>>>
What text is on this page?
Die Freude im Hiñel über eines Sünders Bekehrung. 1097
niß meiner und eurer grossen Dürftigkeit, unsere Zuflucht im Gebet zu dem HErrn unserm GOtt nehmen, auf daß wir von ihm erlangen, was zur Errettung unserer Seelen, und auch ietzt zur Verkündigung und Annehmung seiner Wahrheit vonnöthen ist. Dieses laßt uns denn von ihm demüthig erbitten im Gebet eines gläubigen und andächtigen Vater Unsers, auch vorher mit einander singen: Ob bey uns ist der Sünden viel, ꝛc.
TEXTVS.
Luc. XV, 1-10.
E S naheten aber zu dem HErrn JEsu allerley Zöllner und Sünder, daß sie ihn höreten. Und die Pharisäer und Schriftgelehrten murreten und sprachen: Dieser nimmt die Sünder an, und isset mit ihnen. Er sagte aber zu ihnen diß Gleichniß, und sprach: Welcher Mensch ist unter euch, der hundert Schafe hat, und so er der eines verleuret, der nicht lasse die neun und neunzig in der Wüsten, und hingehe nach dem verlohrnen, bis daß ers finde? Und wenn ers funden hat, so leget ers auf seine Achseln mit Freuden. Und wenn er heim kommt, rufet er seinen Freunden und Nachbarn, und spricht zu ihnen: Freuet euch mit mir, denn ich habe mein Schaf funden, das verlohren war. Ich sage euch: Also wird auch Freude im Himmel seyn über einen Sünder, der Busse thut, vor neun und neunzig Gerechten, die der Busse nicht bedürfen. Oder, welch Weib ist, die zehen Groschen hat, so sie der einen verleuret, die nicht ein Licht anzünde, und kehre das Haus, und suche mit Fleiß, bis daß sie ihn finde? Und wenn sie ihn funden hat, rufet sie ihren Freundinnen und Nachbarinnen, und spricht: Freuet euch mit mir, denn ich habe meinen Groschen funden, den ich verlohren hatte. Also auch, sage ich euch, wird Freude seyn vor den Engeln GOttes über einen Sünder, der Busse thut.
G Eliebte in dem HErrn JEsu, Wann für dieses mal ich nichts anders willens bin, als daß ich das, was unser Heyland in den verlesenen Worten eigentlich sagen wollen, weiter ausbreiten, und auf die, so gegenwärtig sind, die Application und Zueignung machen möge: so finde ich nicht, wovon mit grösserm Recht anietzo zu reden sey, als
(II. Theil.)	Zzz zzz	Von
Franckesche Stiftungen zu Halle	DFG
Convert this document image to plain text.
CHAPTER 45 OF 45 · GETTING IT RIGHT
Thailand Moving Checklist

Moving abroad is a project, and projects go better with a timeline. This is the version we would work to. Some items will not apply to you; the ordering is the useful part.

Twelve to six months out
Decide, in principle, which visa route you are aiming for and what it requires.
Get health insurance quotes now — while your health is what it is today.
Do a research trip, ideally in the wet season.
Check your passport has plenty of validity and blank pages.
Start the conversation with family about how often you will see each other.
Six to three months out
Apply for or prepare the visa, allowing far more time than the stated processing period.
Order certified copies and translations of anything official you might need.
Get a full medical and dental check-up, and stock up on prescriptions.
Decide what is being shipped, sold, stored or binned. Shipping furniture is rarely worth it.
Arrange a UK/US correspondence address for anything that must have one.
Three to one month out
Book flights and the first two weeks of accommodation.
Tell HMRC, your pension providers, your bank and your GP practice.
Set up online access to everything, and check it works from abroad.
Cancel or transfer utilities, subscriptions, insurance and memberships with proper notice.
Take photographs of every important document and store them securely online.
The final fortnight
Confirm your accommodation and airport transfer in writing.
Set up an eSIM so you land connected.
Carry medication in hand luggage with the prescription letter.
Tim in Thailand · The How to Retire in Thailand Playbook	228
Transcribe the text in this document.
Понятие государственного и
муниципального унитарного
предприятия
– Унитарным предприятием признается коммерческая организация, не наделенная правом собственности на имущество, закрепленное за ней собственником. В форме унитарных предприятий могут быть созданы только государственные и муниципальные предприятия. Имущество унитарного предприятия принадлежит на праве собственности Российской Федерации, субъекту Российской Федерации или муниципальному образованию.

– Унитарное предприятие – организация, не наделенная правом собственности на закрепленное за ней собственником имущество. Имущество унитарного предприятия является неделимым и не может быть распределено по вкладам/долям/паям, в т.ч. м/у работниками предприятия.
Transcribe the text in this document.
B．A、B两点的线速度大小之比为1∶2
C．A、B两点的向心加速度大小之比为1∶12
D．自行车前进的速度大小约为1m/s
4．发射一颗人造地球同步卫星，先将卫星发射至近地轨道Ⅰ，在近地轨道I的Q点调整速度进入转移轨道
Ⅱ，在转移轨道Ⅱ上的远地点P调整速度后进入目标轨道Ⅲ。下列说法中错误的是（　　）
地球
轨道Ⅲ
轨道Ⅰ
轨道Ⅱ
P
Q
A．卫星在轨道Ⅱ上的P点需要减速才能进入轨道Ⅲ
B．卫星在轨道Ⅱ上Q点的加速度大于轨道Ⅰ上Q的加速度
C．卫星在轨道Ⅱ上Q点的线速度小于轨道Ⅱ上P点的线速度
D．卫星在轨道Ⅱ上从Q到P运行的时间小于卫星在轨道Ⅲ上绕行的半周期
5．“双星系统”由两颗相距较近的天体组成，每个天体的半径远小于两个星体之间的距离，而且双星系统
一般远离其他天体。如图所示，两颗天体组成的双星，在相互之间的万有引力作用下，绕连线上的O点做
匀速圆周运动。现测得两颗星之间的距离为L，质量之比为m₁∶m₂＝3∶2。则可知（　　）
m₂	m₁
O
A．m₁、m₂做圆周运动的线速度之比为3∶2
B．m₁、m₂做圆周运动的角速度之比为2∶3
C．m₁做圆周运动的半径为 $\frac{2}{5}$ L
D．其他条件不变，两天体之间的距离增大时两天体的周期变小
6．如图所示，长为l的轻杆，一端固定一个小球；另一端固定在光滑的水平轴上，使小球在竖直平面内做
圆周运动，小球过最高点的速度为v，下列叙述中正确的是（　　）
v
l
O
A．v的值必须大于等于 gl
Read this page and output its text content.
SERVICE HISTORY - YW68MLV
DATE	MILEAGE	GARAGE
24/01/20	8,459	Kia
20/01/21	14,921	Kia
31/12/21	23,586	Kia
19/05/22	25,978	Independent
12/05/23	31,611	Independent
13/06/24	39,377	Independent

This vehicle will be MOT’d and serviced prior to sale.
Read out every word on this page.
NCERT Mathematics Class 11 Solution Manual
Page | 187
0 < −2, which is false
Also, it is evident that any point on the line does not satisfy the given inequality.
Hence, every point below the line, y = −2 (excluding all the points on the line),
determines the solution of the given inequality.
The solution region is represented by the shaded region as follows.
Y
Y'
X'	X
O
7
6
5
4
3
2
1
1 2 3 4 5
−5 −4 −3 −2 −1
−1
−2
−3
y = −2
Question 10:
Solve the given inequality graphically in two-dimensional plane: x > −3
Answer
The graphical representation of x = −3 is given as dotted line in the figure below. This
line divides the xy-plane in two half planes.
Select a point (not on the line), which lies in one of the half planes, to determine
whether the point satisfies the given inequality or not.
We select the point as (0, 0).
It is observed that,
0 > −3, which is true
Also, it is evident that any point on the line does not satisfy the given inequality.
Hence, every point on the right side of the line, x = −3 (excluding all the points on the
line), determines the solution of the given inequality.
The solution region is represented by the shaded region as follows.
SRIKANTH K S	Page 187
<<<
- [Problem to work on]:
Copy the entries above exactly, leaving none out.

- [The response]:
What text is on this page?
Die Freude im Hiñel über eines Sünders Bekehrung. 1097
niß meiner und eurer grossen Dürftigkeit, unsere Zuflucht im Gebet zu dem HErrn unserm GOtt nehmen, auf daß wir von ihm erlangen, was zur Errettung unserer Seelen, und auch ietzt zur Verkündigung und Annehmung seiner Wahrheit vonnöthen ist. Dieses laßt uns denn von ihm demüthig erbitten im Gebet eines gläubigen und andächtigen Vater Unsers, auch vorher mit einander singen: Ob bey uns ist der Sünden viel, ꝛc.
TEXTVS.
Luc. XV, 1-10.
E S naheten aber zu dem HErrn JEsu allerley Zöllner und Sünder, daß sie ihn höreten. Und die Pharisäer und Schriftgelehrten murreten und sprachen: Dieser nimmt die Sünder an, und isset mit ihnen. Er sagte aber zu ihnen diß Gleichniß, und sprach: Welcher Mensch ist unter euch, der hundert Schafe hat, und so er der eines verleuret, der nicht lasse die neun und neunzig in der Wüsten, und hingehe nach dem verlohrnen, bis daß ers finde? Und wenn ers funden hat, so leget ers auf seine Achseln mit Freuden. Und wenn er heim kommt, rufet er seinen Freunden und Nachbarn, und spricht zu ihnen: Freuet euch mit mir, denn ich habe mein Schaf funden, das verlohren war. Ich sage euch: Also wird auch Freude im Himmel seyn über einen Sünder, der Busse thut, vor neun und neunzig Gerechten, die der Busse nicht bedürfen. Oder, welch Weib ist, die zehen Groschen hat, so sie der einen verleuret, die nicht ein Licht anzünde, und kehre das Haus, und suche mit Fleiß, bis daß sie ihn finde? Und wenn sie ihn funden hat, rufet sie ihren Freundinnen und Nachbarinnen, und spricht: Freuet euch mit mir, denn ich habe meinen Groschen funden, den ich verlohren hatte. Also auch, sage ich euch, wird Freude seyn vor den Engeln GOttes über einen Sünder, der Busse thut.
G Eliebte in dem HErrn JEsu, Wann für dieses mal ich nichts anders willens bin, als daß ich das, was unser Heyland in den verlesenen Worten eigentlich sagen wollen, weiter ausbreiten, und auf die, so gegenwärtig sind, die Application und Zueignung machen möge: so finde ich nicht, wovon mit grösserm Recht anietzo zu reden sey, als
(II. Theil.)	Zzz zzz	Von
Franckesche Stiftungen zu Halle	DFG
Convert this document image to plain text.
CHAPTER 45 OF 45 · GETTING IT RIGHT
Thailand Moving Checklist

Moving abroad is a project, and projects go better with a timeline. This is the version we would work to. Some items will not apply to you; the ordering is the useful part.

Twelve to six months out
Decide, in principle, which visa route you are aiming for and what it requires.
Get health insurance quotes now — while your health is what it is today.
Do a research trip, ideally in the wet season.
Check your passport has plenty of validity and blank pages.
Start the conversation with family about how often you will see each other.
Six to three months out
Apply for or prepare the visa, allowing far more time than the stated processing period.
Order certified copies and translations of anything official you might need.
Get a full medical and dental check-up, and stock up on prescriptions.
Decide what is being shipped, sold, stored or binned. Shipping furniture is rarely worth it.
Arrange a UK/US correspondence address for anything that must have one.
Three to one month out
Book flights and the first two weeks of accommodation.
Tell HMRC, your pension providers, your bank and your GP practice.
Set up online access to everything, and check it works from abroad.
Cancel or transfer utilities, subscriptions, insurance and memberships with proper notice.
Take photographs of every important document and store them securely online.
The final fortnight
Confirm your accommodation and airport transfer in writing.
Set up an eSIM so you land connected.
Carry medication in hand luggage with the prescription letter.
Tim in Thailand · The How to Retire in Thailand Playbook	228
Transcribe the text in this document.
Понятие государственного и
муниципального унитарного
предприятия
– Унитарным предприятием признается коммерческая организация, не наделенная правом собственности на имущество, закрепленное за ней собственником. В форме унитарных предприятий могут быть созданы только государственные и муниципальные предприятия. Имущество унитарного предприятия принадлежит на праве собственности Российской Федерации, субъекту Российской Федерации или муниципальному образованию.

– Унитарное предприятие – организация, не наделенная правом собственности на закрепленное за ней собственником имущество. Имущество унитарного предприятия является неделимым и не может быть распределено по вкладам/долям/паям, в т.ч. м/у работниками предприятия.
Transcribe the text in this document.
B．A、B两点的线速度大小之比为1∶2
C．A、B两点的向心加速度大小之比为1∶12
D．自行车前进的速度大小约为1m/s
4．发射一颗人造地球同步卫星，先将卫星发射至近地轨道Ⅰ，在近地轨道I的Q点调整速度进入转移轨道
Ⅱ，在转移轨道Ⅱ上的远地点P调整速度后进入目标轨道Ⅲ。下列说法中错误的是（　　）
地球
轨道Ⅲ
轨道Ⅰ
轨道Ⅱ
P
Q
A．卫星在轨道Ⅱ上的P点需要减速才能进入轨道Ⅲ
B．卫星在轨道Ⅱ上Q点的加速度大于轨道Ⅰ上Q的加速度
C．卫星在轨道Ⅱ上Q点的线速度小于轨道Ⅱ上P点的线速度
D．卫星在轨道Ⅱ上从Q到P运行的时间小于卫星在轨道Ⅲ上绕行的半周期
5．“双星系统”由两颗相距较近的天体组成，每个天体的半径远小于两个星体之间的距离，而且双星系统
一般远离其他天体。如图所示，两颗天体组成的双星，在相互之间的万有引力作用下，绕连线上的O点做
匀速圆周运动。现测得两颗星之间的距离为L，质量之比为m₁∶m₂＝3∶2。则可知（　　）
m₂	m₁
O
A．m₁、m₂做圆周运动的线速度之比为3∶2
B．m₁、m₂做圆周运动的角速度之比为2∶3
C．m₁做圆周运动的半径为 $\frac{2}{5}$ L
D．其他条件不变，两天体之间的距离增大时两天体的周期变小
6．如图所示，长为l的轻杆，一端固定一个小球；另一端固定在光滑的水平轴上，使小球在竖直平面内做
圆周运动，小球过最高点的速度为v，下列叙述中正确的是（　　）
v
l
O
A．v的值必须大于等于 gl
Read this page and output its text content.
SERVICE HISTORY - YW68MLV
DATE	MILEAGE	GARAGE
24/01/20	8,459	Kia
20/01/21	14,921	Kia
31/12/21	23,586	Kia
19/05/22	25,978	Independent
12/05/23	31,611	Independent
13/06/24	39,377	Independent

This vehicle will be MOT’d and serviced prior to sale.
Read out every word on this page.
NCERT Mathematics Class 11 Solution Manual
Page | 187
0 < −2, which is false
Also, it is evident that any point on the line does not satisfy the given inequality.
Hence, every point below the line, y = −2 (excluding all the points on the line),
determines the solution of the given inequality.
The solution region is represented by the shaded region as follows.
Y
Y'
X'	X
O
7
6
5
4
3
2
1
1 2 3 4 5
−5 −4 −3 −2 −1
−1
−2
−3
y = −2
Question 10:
Solve the given inequality graphically in two-dimensional plane: x > −3
Answer
The graphical representation of x = −3 is given as dotted line in the figure below. This
line divides the xy-plane in two half planes.
Select a point (not on the line), which lies in one of the half planes, to determine
whether the point satisfies the given inequality or not.
We select the point as (0, 0).
It is observed that,
0 > −3, which is true
Also, it is evident that any point on the line does not satisfy the given inequality.
Hence, every point on the right side of the line, x = −3 (excluding all the points on the
line), determines the solution of the given inequality.
The solution region is represented by the shaded region as follows.
SRIKANTH K S	Page 187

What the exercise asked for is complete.